This might be taken to mean that a limitless future would allow for even more intensity to love than a limited one.  Romantic love among immortals would open itself to an intensity that eludes our mortal race.  After all, immortality opens an infinite future.  And this would seem to be to the benefit of love’s passion.  I think, however, that matters are quite the opposite, and that “Groundhog Day” gives us the clue as to why this is.  What the film displays, if we follow this interpretive thread past the film’s plot, is not merely the necessity of time itself for love’s intensity but the necessity of a specific kind of time:  time for development.  The eternal return of “Groundhog Day” offered plenty of time.  It promised an eternity of it.  But it was the wrong kind of time.  There was no time to develop a coexistence.  There was instead just more of the same.

The intensity we associate with romantic love requires a future that can allow its elaboration.  That intensity is of the moment, to be sure, but is also bound to the unfolding of a trajectory that it sees as its fate.  If we were stuck in the same moment, the same day, day after day, the love might still remain, but its animating passion would begin to diminish.

This is why romantic love requires death.

If our time were endless, then sooner or later the future would resemble an endless Groundhog Day in Punxsutawney.  It is not simply the fact of a future that ensures the intensity of romantic love; it is the future of meaningful coexistence.  It is the future of common projects and the passion that unfolds within them.  One might indeed remain in love with another for all eternity.  But that love would not burn as brightly if the years were to stammer on without number.

Why not, one might ask?  The future is open.  Unlike the future in “Groundhog Day,” it is not already decided.  We do not have our next days framed for us by the day just passed.  We can make something different of our relationships.  There is always more to do and more to create of ourselves with the ones with whom we are in love.

This is not true, however, and romantic love itself shows us why.  Love is between two particular people in their particularity.  We cannot love just anyone, even others with much the same qualities.  If we did, then when we met someone like the beloved but who possessed a little more of a quality to which we were drawn, we would, in the phrase philosophers of love use, “trade up.”  But we don’t trade up, or at least most of us don’t.  This is because we love that particular person in his or her specificity.  And what we create together, our common projects and shared emotions, are grounded in those specificities.  Romantic love is not capable of everything. It is capable only of what the unfolding of a future between two specific people can meaningfully allow.

Sooner or later the paths that can be opened by the specificities of a relationship come to an end.  Not every couple can, with a sense of common meaningfulness, take up skiing or karaoke, political discussion or gardening.  Eventually we must tread the same roads again, wearing them with our days.  This need not kill love, although it might.  But it cannot, over the course of eternity, sustain the intensity that makes romantic love, well, romantic.

★ ★ ★ ★ ★ ★ ★

Requirement A - In the essay on romantic love and mortality, retype everything from "This might be" down to "of the same.".
Requirement B - In the essay on romantic love and mortality, which activities are named as ones not every couple can take up with a sense of common meaningfulness?
Requirement C - Give what follows the last paragraph of the essay on romantic love and mortality.

Dataset records -

★ ★ ★ ★ ★ ★ ★

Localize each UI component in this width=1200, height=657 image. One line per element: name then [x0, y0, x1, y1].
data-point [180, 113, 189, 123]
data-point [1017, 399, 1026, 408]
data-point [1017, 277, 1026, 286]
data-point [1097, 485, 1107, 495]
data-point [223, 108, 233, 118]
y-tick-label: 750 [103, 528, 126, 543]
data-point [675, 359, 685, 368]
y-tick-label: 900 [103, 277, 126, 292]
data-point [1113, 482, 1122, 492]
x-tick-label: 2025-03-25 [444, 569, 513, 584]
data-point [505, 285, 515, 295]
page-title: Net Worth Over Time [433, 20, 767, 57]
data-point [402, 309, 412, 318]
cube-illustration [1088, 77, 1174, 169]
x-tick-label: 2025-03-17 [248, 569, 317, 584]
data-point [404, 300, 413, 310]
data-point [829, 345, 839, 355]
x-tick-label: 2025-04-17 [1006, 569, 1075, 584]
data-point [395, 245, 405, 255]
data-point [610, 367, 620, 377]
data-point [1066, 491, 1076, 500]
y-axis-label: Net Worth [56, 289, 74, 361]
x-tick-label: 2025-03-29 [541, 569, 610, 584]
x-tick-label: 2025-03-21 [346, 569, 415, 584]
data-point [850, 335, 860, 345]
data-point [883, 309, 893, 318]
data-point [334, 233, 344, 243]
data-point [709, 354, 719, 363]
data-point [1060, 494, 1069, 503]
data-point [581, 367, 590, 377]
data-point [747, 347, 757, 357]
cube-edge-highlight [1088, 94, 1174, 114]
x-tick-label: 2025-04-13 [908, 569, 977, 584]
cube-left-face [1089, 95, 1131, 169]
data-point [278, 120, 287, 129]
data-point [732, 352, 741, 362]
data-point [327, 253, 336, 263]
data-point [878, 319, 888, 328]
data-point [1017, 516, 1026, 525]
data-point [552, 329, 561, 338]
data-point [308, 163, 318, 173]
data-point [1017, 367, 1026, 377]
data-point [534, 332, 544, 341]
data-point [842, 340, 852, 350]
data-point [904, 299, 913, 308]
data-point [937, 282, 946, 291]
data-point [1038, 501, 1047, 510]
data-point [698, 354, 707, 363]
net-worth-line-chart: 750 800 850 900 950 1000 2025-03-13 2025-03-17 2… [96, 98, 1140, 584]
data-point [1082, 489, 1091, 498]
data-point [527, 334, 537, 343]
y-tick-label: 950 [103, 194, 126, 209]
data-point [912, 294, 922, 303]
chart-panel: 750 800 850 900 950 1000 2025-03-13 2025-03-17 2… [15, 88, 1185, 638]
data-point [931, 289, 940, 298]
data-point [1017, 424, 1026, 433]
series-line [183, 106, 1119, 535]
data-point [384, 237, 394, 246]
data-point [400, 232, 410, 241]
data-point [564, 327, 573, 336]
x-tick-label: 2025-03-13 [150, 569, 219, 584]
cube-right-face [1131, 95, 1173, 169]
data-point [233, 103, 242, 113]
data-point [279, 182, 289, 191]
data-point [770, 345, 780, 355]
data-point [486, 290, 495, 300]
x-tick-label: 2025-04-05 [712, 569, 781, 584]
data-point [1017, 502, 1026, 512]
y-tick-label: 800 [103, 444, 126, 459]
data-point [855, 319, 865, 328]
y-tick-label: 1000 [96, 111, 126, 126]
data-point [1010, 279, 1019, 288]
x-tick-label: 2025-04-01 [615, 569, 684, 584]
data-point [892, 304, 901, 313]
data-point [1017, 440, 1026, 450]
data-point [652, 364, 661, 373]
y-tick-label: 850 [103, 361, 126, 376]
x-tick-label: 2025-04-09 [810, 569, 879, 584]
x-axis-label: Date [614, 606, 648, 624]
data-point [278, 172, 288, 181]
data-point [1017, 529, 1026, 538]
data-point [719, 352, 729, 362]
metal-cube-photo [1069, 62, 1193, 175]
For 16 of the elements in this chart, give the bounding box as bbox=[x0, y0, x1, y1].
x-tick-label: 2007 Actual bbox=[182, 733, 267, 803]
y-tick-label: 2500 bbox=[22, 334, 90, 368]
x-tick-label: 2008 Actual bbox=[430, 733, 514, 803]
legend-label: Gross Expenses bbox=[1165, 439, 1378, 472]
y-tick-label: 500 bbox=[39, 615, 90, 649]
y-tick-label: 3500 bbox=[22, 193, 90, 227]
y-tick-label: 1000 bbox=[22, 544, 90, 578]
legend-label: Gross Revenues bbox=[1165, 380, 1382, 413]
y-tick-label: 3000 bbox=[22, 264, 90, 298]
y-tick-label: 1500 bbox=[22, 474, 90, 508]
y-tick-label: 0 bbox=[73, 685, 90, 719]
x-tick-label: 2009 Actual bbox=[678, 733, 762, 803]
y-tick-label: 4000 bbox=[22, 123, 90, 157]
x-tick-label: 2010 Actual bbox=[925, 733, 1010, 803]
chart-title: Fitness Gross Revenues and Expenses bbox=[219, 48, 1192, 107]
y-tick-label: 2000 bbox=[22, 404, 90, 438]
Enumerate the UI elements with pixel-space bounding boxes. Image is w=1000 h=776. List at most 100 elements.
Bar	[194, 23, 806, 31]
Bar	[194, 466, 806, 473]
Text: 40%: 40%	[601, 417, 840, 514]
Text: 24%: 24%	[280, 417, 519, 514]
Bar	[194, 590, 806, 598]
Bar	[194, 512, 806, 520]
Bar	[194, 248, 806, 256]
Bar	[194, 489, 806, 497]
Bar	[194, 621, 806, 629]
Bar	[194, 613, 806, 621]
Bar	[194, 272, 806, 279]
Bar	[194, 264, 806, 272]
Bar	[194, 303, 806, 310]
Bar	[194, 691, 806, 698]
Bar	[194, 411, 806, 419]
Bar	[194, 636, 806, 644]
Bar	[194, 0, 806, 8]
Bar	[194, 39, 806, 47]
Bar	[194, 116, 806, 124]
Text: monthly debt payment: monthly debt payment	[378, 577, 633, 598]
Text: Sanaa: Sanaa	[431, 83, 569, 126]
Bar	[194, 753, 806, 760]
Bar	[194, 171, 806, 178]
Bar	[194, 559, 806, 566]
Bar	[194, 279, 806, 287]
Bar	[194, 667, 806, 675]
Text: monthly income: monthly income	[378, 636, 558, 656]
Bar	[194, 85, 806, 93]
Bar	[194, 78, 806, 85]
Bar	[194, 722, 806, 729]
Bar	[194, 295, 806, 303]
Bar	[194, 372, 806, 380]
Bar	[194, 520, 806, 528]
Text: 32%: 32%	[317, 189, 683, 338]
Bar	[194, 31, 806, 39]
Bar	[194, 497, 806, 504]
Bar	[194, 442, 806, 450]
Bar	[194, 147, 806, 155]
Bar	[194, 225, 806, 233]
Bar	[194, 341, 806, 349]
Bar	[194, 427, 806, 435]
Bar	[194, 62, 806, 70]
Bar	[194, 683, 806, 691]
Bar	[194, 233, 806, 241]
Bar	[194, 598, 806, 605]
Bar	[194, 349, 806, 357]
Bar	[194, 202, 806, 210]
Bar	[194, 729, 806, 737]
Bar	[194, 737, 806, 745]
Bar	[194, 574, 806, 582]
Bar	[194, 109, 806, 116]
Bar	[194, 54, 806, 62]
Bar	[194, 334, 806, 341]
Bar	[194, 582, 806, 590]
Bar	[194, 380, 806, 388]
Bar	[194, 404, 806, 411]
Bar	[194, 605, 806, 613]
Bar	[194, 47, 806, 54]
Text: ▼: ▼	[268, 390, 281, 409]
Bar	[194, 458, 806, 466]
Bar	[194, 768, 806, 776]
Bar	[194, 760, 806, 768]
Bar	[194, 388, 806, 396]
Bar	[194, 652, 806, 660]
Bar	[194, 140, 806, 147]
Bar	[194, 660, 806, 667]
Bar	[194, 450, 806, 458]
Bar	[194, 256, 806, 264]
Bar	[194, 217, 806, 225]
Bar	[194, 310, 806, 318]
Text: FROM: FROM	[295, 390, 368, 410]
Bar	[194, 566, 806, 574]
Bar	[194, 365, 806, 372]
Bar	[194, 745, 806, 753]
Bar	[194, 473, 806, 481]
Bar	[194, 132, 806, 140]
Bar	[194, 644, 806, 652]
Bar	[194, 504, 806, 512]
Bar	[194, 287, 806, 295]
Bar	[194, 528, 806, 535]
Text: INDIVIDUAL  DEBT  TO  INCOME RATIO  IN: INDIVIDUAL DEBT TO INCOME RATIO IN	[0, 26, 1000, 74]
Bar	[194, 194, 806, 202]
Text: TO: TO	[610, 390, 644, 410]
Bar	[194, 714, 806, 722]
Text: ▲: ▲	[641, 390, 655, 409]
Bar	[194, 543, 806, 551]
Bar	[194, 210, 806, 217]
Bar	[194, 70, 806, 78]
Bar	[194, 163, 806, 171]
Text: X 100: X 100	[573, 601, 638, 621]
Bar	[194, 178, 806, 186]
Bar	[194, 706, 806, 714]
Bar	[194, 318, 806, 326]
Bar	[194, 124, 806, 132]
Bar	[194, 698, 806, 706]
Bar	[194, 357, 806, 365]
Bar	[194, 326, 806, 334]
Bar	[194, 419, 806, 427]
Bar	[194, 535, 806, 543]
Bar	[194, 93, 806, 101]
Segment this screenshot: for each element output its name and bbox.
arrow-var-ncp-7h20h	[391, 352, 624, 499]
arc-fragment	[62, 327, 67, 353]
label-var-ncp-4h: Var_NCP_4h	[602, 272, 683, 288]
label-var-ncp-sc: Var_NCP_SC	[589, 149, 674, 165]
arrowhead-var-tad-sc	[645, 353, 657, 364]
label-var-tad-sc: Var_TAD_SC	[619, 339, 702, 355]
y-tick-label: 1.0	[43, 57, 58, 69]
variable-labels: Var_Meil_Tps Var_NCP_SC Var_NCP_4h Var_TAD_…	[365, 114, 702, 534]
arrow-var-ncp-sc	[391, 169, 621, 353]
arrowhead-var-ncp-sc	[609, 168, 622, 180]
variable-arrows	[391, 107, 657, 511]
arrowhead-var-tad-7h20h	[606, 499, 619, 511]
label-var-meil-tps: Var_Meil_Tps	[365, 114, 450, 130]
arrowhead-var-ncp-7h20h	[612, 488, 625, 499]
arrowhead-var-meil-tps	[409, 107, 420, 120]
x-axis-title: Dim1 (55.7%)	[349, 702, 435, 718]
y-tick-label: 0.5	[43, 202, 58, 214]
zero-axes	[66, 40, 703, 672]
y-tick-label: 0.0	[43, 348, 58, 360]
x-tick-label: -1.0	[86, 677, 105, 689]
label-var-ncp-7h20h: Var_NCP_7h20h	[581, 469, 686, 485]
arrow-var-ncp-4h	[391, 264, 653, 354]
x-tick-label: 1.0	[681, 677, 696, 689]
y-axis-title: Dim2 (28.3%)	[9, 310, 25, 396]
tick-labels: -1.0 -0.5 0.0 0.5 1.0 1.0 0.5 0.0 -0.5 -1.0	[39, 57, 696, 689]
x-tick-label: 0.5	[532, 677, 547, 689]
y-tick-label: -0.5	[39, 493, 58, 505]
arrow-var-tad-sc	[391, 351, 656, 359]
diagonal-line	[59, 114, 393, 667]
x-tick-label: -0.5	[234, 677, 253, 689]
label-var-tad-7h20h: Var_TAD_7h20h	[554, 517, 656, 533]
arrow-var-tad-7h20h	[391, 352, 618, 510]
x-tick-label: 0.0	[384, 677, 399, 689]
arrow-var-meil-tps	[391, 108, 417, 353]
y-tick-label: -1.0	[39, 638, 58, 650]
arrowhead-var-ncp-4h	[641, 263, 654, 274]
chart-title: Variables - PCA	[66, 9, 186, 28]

★ ★ ★ ★ ★ ★ ★

Exercise response A -
This might be taken to mean that a limitless future would allow for even more intensity to love than a limited one.  Romantic love among immortals would open itself to an intensity that eludes our mortal race.  After all, immortality opens an infinite future.  And this would seem to be to the benefit of love’s passion.  I think, however, that matters are quite the opposite, and that “Groundhog Day” gives us the clue as to why this is.  What the film displays, if we follow this interpretive thread past the film’s plot, is not merely the necessity of time itself for love’s intensity but the necessity of a specific kind of time:  time for development.  The eternal return of “Groundhog Day” offered plenty of time.  It promised an eternity of it.  But it was the wrong kind of time.  There was no time to develop a coexistence.  There was instead just more of the same.

Exercise response B - skiing, karaoke, political discussion, gardening

Exercise response C -
One might object here that the intensity of love is a filling of the present, not a projection into the future.  It is now, in a moment that needs no other moments, that I feel the vitality of romantic love.  Why could this not continue, moment after moment?

To this, I can answer only that the human experience does not point this way.  This is why so many sages have asked us to distance ourselves from the world in order to be able to cherish it properly.  Phil Connors, in his reconciled moments, is something like a Buddhist.  But he is not a romantic.

Many readers will probably already have recognized that this lesson about love concerns not only its relationship with death, but also its relationship with life.  It doesn’t take eternity for many of our romantic love’s embers to begin to dim.  We lose the freshness of our shared projects and our passions, and something of our relationships gets lost along with them.  We still love our partner, but we think more about the old days, when love was new and the horizons of the future beckoned us.  In those cases, we needn’t look for Groundhog Day, for it will already have found us.

And how do we live with this?  How do we assimilate the contingency of romance, the waning of the intensity of our loves?  We can reconcile ourselves to our loves as they are, or we can aim to sacrifice our placid comfort for an uncertain future, with or without the one we love.  Just as there is no guarantee that love’s intensity must continue, there is no guarantee that it must diminish.  An old teacher of mine once said that “one has to risk somewhat for his soul.” Perhaps this is true of romantic love as well. The gift of our deaths saves us from the ineluctability of the dimming of our love; perhaps the gift of our lives might, here or there, save us from the dimming itself.

 

* Text By TODD MAY, NYT, FEBRUARY 26, 2012

 Todd May is Class of 1941 Memorial Professor of the Humanities at Clemson University.  His forthcoming book, “Friendship in an Age of Economics,” is based on an earlier column for The Stone.

“In the spring,” wrote Tennyson, “a young man’s fancy lightly turns to thoughts of love.” And so in keeping with the spirit of the season, this week’s column looks at love affairs — mathematically. The analysis is offered tongue in cheek, but it does touch on a serious point: that the laws of nature are written as differential equations. It also helps explain why, in the words of another poet, “the course of true love never did run smooth.”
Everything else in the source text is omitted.